— start of INPUT MATERIAL —
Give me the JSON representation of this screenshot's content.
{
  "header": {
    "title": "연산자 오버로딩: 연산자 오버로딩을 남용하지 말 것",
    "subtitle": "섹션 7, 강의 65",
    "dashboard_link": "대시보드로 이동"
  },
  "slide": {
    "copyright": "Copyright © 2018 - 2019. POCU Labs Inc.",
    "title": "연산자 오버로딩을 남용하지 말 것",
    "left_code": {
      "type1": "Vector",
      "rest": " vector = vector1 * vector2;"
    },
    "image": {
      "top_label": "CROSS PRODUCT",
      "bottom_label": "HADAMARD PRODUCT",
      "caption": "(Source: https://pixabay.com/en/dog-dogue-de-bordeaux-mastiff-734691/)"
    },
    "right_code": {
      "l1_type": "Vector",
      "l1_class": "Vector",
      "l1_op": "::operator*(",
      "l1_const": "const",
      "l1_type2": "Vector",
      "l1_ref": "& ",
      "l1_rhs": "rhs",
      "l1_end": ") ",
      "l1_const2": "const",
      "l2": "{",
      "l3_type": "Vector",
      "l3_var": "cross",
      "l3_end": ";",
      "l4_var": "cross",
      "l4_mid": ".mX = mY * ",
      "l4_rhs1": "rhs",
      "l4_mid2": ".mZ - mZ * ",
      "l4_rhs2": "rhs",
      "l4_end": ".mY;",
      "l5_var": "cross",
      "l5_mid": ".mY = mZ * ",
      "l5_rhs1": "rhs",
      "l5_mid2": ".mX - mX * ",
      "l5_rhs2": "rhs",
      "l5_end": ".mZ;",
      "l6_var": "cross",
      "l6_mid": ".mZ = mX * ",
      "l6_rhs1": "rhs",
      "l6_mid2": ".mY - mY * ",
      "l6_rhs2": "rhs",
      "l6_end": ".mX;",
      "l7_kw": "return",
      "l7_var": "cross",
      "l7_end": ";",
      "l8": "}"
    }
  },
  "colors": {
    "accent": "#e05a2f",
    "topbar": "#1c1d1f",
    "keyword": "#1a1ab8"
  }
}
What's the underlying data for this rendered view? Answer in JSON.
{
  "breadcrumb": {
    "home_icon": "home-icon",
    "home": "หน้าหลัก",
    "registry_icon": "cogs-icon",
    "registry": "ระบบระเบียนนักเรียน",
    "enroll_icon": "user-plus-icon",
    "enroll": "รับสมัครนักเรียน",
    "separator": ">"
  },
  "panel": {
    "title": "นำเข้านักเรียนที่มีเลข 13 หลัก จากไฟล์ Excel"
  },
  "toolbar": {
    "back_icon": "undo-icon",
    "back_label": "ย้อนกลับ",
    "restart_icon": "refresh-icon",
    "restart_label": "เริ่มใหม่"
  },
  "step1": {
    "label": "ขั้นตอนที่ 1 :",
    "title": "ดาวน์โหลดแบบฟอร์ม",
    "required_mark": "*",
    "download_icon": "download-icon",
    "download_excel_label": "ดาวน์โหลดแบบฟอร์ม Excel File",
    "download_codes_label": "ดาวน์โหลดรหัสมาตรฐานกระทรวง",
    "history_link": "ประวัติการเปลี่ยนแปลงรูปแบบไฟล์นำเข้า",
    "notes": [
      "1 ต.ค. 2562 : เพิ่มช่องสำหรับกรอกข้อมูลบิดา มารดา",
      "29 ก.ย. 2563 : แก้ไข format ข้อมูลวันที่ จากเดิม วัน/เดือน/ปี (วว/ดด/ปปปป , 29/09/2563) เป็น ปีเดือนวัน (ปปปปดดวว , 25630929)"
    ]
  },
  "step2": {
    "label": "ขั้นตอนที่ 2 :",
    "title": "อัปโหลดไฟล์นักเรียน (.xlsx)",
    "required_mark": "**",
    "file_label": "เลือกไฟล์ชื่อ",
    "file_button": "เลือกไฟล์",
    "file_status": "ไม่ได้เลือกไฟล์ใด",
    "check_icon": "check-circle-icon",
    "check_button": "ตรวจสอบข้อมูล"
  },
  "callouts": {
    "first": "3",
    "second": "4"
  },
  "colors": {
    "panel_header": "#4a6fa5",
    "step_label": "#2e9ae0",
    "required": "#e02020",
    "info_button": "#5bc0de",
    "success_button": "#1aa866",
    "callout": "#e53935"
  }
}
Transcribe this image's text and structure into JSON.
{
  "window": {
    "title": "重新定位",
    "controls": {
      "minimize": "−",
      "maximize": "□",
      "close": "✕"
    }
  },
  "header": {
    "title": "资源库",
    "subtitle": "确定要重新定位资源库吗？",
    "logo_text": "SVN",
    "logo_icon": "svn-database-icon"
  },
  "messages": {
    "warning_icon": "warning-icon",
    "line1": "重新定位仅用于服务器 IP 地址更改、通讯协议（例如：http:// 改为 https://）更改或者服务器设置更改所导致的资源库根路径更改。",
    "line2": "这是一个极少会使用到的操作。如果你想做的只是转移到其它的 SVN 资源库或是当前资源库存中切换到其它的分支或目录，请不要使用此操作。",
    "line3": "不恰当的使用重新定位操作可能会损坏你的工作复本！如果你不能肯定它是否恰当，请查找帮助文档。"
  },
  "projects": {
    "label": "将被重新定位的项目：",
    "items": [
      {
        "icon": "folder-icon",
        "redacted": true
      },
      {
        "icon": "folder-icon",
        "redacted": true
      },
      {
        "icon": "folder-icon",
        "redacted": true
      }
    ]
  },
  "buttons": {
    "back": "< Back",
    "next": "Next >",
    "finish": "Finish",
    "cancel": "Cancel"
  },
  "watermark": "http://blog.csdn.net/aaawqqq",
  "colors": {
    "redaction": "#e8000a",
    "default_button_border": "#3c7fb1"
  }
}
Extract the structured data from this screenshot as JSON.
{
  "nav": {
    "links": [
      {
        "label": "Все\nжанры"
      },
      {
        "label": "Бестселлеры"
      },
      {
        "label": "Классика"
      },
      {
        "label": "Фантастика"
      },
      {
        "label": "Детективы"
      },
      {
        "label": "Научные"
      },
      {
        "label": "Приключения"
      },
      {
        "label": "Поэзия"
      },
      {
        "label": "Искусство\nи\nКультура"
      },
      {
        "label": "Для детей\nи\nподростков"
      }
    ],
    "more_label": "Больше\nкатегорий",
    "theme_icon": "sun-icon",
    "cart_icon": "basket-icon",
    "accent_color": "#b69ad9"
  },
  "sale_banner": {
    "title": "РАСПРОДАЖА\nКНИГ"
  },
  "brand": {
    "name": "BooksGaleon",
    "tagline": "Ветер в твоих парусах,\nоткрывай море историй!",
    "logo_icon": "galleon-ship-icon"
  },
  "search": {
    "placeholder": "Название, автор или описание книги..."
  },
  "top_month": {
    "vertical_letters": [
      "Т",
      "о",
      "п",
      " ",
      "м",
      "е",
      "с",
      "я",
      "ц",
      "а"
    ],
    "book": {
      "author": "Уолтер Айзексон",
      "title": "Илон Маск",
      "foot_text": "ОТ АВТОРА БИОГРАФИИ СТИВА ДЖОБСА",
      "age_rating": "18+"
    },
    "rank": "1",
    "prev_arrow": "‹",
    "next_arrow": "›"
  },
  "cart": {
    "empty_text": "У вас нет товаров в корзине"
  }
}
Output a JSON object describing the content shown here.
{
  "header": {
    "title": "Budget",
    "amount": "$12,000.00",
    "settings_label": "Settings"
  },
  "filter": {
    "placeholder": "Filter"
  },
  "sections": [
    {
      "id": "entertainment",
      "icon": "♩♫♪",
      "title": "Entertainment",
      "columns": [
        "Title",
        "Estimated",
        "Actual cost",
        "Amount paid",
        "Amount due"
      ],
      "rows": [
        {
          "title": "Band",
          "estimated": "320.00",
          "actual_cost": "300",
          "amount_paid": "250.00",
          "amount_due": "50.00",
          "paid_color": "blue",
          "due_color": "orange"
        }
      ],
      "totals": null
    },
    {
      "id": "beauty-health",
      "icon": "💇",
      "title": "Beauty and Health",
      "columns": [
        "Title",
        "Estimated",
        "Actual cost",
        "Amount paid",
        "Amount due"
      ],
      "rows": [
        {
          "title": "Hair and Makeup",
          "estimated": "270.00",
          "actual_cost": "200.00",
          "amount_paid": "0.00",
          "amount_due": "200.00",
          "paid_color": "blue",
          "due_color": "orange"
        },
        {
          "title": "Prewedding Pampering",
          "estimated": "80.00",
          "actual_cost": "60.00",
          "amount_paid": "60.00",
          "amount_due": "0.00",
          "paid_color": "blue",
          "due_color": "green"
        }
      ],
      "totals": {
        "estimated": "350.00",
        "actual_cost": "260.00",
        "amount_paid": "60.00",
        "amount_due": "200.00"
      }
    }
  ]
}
— end of INPUT MATERIAL —
- EXERCISE GOAL
Read the entries and pick out all lines that include the word "screenshot".

- IN RESPONSE
Give me the JSON representation of this screenshot's content.
Extract the structured data from this screenshot as JSON.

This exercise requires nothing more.